Your goal -
Which lines hold the word "icon"? Copy each of them.

Records for processing -
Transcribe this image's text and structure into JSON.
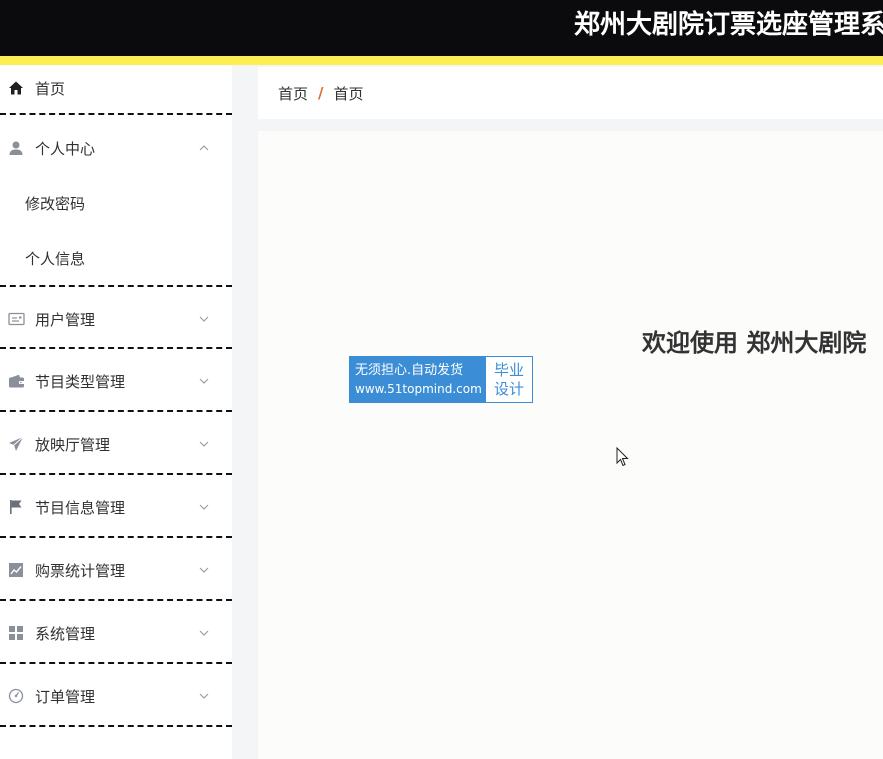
{
  "header": {
    "title": "郑州大剧院订票选座管理系",
    "background_color": "#0b0b0d",
    "stripe_color": "#fbef53"
  },
  "sidebar": {
    "items": [
      {
        "label": "首页",
        "icon": "home-icon"
      },
      {
        "label": "个人中心",
        "icon": "user-icon",
        "expanded": true,
        "children": [
          {
            "label": "修改密码"
          },
          {
            "label": "个人信息"
          }
        ]
      },
      {
        "label": "用户管理",
        "icon": "id-card-icon"
      },
      {
        "label": "节目类型管理",
        "icon": "wallet-icon"
      },
      {
        "label": "放映厅管理",
        "icon": "paper-plane-icon"
      },
      {
        "label": "节目信息管理",
        "icon": "flag-icon"
      },
      {
        "label": "购票统计管理",
        "icon": "line-chart-icon"
      },
      {
        "label": "系统管理",
        "icon": "grid-icon"
      },
      {
        "label": "订单管理",
        "icon": "gauge-icon"
      }
    ]
  },
  "breadcrumb": {
    "home": "首页",
    "separator": "/",
    "current": "首页",
    "separator_color": "#e3692b"
  },
  "main": {
    "welcome": "欢迎使用 郑州大剧院"
  },
  "watermark": {
    "line1": "无须担心.自动发货",
    "line2": "www.51topmind.com",
    "right_line1": "毕业",
    "right_line2": "设计",
    "color": "#3b8ed6"
  }
}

Expected answer -
        "icon": "home-icon"
        "icon": "user-icon",
        "icon": "id-card-icon"
        "icon": "wallet-icon"
        "icon": "paper-plane-icon"
        "icon": "flag-icon"
        "icon": "line-chart-icon"
        "icon": "grid-icon"
        "icon": "gauge-icon"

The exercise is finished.